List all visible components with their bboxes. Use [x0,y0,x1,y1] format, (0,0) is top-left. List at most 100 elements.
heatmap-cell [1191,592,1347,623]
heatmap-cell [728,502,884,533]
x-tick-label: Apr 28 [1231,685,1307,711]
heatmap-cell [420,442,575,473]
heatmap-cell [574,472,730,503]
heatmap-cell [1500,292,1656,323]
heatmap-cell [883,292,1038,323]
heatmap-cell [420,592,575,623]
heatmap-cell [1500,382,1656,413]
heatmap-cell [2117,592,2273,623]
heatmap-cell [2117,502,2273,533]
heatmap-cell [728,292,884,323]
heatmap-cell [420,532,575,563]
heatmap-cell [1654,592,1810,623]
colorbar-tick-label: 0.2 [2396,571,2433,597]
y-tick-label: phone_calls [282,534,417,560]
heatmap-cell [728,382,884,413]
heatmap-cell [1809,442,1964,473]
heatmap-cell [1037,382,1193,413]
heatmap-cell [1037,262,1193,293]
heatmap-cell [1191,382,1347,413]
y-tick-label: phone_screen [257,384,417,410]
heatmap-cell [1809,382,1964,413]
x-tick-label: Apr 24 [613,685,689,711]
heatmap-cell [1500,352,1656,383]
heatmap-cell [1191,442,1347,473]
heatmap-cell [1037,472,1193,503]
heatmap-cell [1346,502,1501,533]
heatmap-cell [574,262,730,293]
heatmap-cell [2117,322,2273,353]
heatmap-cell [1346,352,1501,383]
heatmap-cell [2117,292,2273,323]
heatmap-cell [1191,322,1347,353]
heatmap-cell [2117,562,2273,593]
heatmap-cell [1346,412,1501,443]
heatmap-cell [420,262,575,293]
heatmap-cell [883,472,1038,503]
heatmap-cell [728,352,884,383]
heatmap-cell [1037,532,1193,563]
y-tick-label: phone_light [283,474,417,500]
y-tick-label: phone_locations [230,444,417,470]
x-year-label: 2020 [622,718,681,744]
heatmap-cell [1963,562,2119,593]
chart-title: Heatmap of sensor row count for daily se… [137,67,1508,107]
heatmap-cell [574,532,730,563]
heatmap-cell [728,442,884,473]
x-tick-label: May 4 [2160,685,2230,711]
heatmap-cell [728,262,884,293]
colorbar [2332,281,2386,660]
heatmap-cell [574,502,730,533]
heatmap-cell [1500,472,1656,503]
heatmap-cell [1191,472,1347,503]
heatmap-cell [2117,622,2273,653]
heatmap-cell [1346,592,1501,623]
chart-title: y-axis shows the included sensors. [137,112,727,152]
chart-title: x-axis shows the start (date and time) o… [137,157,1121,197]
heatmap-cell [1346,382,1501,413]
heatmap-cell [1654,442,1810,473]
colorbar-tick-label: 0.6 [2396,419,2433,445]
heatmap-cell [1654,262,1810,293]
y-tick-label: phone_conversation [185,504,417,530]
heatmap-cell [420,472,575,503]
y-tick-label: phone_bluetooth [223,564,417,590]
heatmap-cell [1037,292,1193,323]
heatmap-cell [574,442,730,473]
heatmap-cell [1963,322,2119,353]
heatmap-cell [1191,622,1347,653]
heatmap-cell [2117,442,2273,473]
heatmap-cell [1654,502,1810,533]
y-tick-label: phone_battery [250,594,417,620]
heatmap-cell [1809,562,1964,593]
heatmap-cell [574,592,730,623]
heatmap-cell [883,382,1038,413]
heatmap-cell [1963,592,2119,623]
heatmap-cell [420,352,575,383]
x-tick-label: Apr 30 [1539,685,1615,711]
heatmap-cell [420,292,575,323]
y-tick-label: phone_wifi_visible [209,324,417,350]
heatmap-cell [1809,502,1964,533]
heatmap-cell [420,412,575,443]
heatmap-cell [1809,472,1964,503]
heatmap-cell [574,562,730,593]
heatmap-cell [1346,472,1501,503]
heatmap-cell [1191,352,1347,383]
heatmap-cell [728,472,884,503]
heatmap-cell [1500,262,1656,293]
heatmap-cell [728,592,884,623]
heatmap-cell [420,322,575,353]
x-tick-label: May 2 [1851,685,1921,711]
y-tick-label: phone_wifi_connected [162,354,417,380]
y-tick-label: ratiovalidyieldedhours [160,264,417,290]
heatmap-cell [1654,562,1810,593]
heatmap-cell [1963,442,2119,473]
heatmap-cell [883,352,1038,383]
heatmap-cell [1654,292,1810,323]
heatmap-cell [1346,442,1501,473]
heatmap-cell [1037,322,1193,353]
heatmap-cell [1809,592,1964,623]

#### [INSTRUCTION]
Retype every line of the records above verbatim, changing nothing.

#### [EXPECTED ANSWER]
List all visible components with their bboxes. Use [x0,y0,x1,y1] format, (0,0) is top-left. List at most 100 elements.
heatmap-cell [1191,592,1347,623]
heatmap-cell [728,502,884,533]
x-tick-label: Apr 28 [1231,685,1307,711]
heatmap-cell [420,442,575,473]
heatmap-cell [574,472,730,503]
heatmap-cell [1500,292,1656,323]
heatmap-cell [883,292,1038,323]
heatmap-cell [420,592,575,623]
heatmap-cell [1500,382,1656,413]
heatmap-cell [2117,592,2273,623]
heatmap-cell [2117,502,2273,533]
heatmap-cell [728,292,884,323]
heatmap-cell [420,532,575,563]
heatmap-cell [1654,592,1810,623]
colorbar-tick-label: 0.2 [2396,571,2433,597]
y-tick-label: phone_calls [282,534,417,560]
heatmap-cell [728,382,884,413]
heatmap-cell [1809,442,1964,473]
heatmap-cell [1037,382,1193,413]
heatmap-cell [1037,262,1193,293]
heatmap-cell [1191,382,1347,413]
y-tick-label: phone_screen [257,384,417,410]
heatmap-cell [1809,382,1964,413]
x-tick-label: Apr 24 [613,685,689,711]
heatmap-cell [1500,352,1656,383]
heatmap-cell [1191,442,1347,473]
heatmap-cell [1037,472,1193,503]
heatmap-cell [1346,502,1501,533]
heatmap-cell [574,262,730,293]
heatmap-cell [2117,322,2273,353]
heatmap-cell [1346,352,1501,383]
heatmap-cell [2117,292,2273,323]
heatmap-cell [1191,322,1347,353]
heatmap-cell [2117,562,2273,593]
heatmap-cell [1346,412,1501,443]
heatmap-cell [420,262,575,293]
heatmap-cell [883,472,1038,503]
heatmap-cell [728,352,884,383]
heatmap-cell [1037,532,1193,563]
y-tick-label: phone_light [283,474,417,500]
y-tick-label: phone_locations [230,444,417,470]
x-year-label: 2020 [622,718,681,744]
heatmap-cell [1963,562,2119,593]
chart-title: Heatmap of sensor row count for daily se… [137,67,1508,107]
heatmap-cell [574,532,730,563]
heatmap-cell [728,442,884,473]
x-tick-label: May 4 [2160,685,2230,711]
heatmap-cell [728,262,884,293]
colorbar [2332,281,2386,660]
heatmap-cell [574,502,730,533]
heatmap-cell [1500,472,1656,503]
heatmap-cell [1191,472,1347,503]
heatmap-cell [2117,622,2273,653]
heatmap-cell [1346,592,1501,623]
chart-title: y-axis shows the included sensors. [137,112,727,152]
chart-title: x-axis shows the start (date and time) o… [137,157,1121,197]
heatmap-cell [1346,382,1501,413]
heatmap-cell [1654,442,1810,473]
colorbar-tick-label: 0.6 [2396,419,2433,445]
heatmap-cell [1654,262,1810,293]
y-tick-label: phone_conversation [185,504,417,530]
heatmap-cell [420,472,575,503]
y-tick-label: phone_bluetooth [223,564,417,590]
heatmap-cell [1037,292,1193,323]
heatmap-cell [574,442,730,473]
heatmap-cell [1963,322,2119,353]
heatmap-cell [1191,622,1347,653]
heatmap-cell [2117,442,2273,473]
heatmap-cell [1654,502,1810,533]
y-tick-label: phone_battery [250,594,417,620]
heatmap-cell [1809,562,1964,593]
heatmap-cell [574,592,730,623]
heatmap-cell [883,382,1038,413]
heatmap-cell [1963,592,2119,623]
heatmap-cell [420,352,575,383]
x-tick-label: Apr 30 [1539,685,1615,711]
heatmap-cell [420,292,575,323]
y-tick-label: phone_wifi_visible [209,324,417,350]
heatmap-cell [1809,502,1964,533]
heatmap-cell [420,412,575,443]
heatmap-cell [1809,472,1964,503]
heatmap-cell [574,562,730,593]
heatmap-cell [1346,472,1501,503]
heatmap-cell [1191,352,1347,383]
heatmap-cell [728,472,884,503]
heatmap-cell [1500,262,1656,293]
heatmap-cell [728,592,884,623]
heatmap-cell [420,322,575,353]
x-tick-label: May 2 [1851,685,1921,711]
y-tick-label: phone_wifi_connected [162,354,417,380]
y-tick-label: ratiovalidyieldedhours [160,264,417,290]
heatmap-cell [1654,562,1810,593]
heatmap-cell [1963,442,2119,473]
heatmap-cell [883,352,1038,383]
heatmap-cell [1654,292,1810,323]
heatmap-cell [1346,442,1501,473]
heatmap-cell [1037,322,1193,353]
heatmap-cell [1809,592,1964,623]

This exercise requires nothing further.